EXERCISE AIM:
The material below should be written out in full and exactly; pictures stay out of the copy.

INPUT MATERIAL:
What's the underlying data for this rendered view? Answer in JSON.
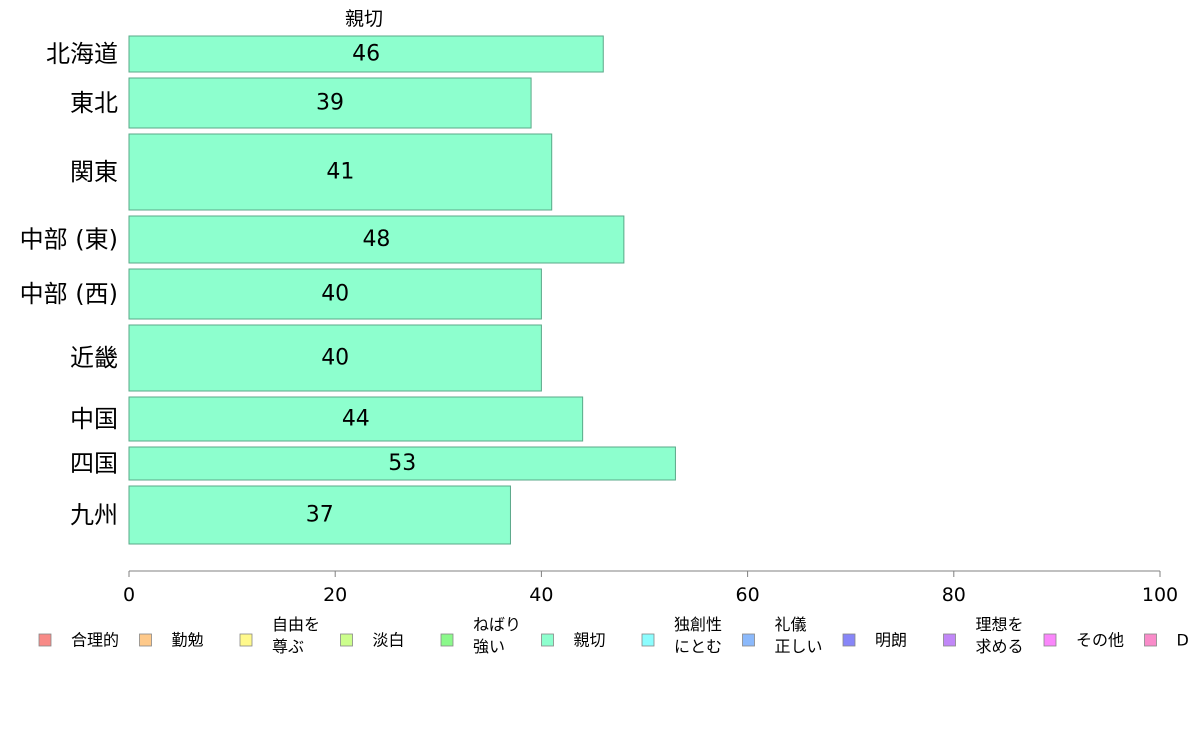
{
  "chart_data": {
    "type": "bar",
    "orientation": "horizontal",
    "title": "親切",
    "xlabel": "",
    "ylabel": "",
    "xlim": [
      0,
      100
    ],
    "x_ticks": [
      "0",
      "20",
      "40",
      "60",
      "80",
      "100"
    ],
    "grid": false,
    "legend_position": "bottom",
    "bar_color": "#8dffce",
    "categories": [
      "北海道",
      "東北",
      "関東",
      "中部 (東)",
      "中部 (西)",
      "近畿",
      "中国",
      "四国",
      "九州"
    ],
    "values": [
      46,
      39,
      41,
      48,
      40,
      40,
      44,
      53,
      37
    ],
    "relative_bar_heights": [
      36,
      50,
      76,
      47,
      50,
      66,
      44,
      33,
      58
    ],
    "legend": [
      {
        "label": "合理的",
        "color": "#f88a87"
      },
      {
        "label": "勤勉",
        "color": "#fec98a"
      },
      {
        "label": "自由を\n尊ぶ",
        "color": "#fff98c"
      },
      {
        "label": "淡白",
        "color": "#ccfe8c"
      },
      {
        "label": "ねばり\n強い",
        "color": "#8bf98b"
      },
      {
        "label": "親切",
        "color": "#8dffce"
      },
      {
        "label": "独創性\nにとむ",
        "color": "#8cfdfe"
      },
      {
        "label": "礼儀\n正しい",
        "color": "#8bb9fb"
      },
      {
        "label": "明朗",
        "color": "#8786f8"
      },
      {
        "label": "理想を\n求める",
        "color": "#c187f8"
      },
      {
        "label": "その他",
        "color": "#fa86fb"
      },
      {
        "label": "D",
        "color": "#f98bc9"
      }
    ]
  }
}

EXERCISE RESULT:
What's the underlying data for this rendered view? Answer in JSON.
{
  "chart_data": {
    "type": "bar",
    "orientation": "horizontal",
    "title": "親切",
    "xlabel": "",
    "ylabel": "",
    "xlim": [
      0,
      100
    ],
    "x_ticks": [
      "0",
      "20",
      "40",
      "60",
      "80",
      "100"
    ],
    "grid": false,
    "legend_position": "bottom",
    "bar_color": "#8dffce",
    "categories": [
      "北海道",
      "東北",
      "関東",
      "中部 (東)",
      "中部 (西)",
      "近畿",
      "中国",
      "四国",
      "九州"
    ],
    "values": [
      46,
      39,
      41,
      48,
      40,
      40,
      44,
      53,
      37
    ],
    "relative_bar_heights": [
      36,
      50,
      76,
      47,
      50,
      66,
      44,
      33,
      58
    ],
    "legend": [
      {
        "label": "合理的",
        "color": "#f88a87"
      },
      {
        "label": "勤勉",
        "color": "#fec98a"
      },
      {
        "label": "自由を\n尊ぶ",
        "color": "#fff98c"
      },
      {
        "label": "淡白",
        "color": "#ccfe8c"
      },
      {
        "label": "ねばり\n強い",
        "color": "#8bf98b"
      },
      {
        "label": "親切",
        "color": "#8dffce"
      },
      {
        "label": "独創性\nにとむ",
        "color": "#8cfdfe"
      },
      {
        "label": "礼儀\n正しい",
        "color": "#8bb9fb"
      },
      {
        "label": "明朗",
        "color": "#8786f8"
      },
      {
        "label": "理想を\n求める",
        "color": "#c187f8"
      },
      {
        "label": "その他",
        "color": "#fa86fb"
      },
      {
        "label": "D",
        "color": "#f98bc9"
      }
    ]
  }
}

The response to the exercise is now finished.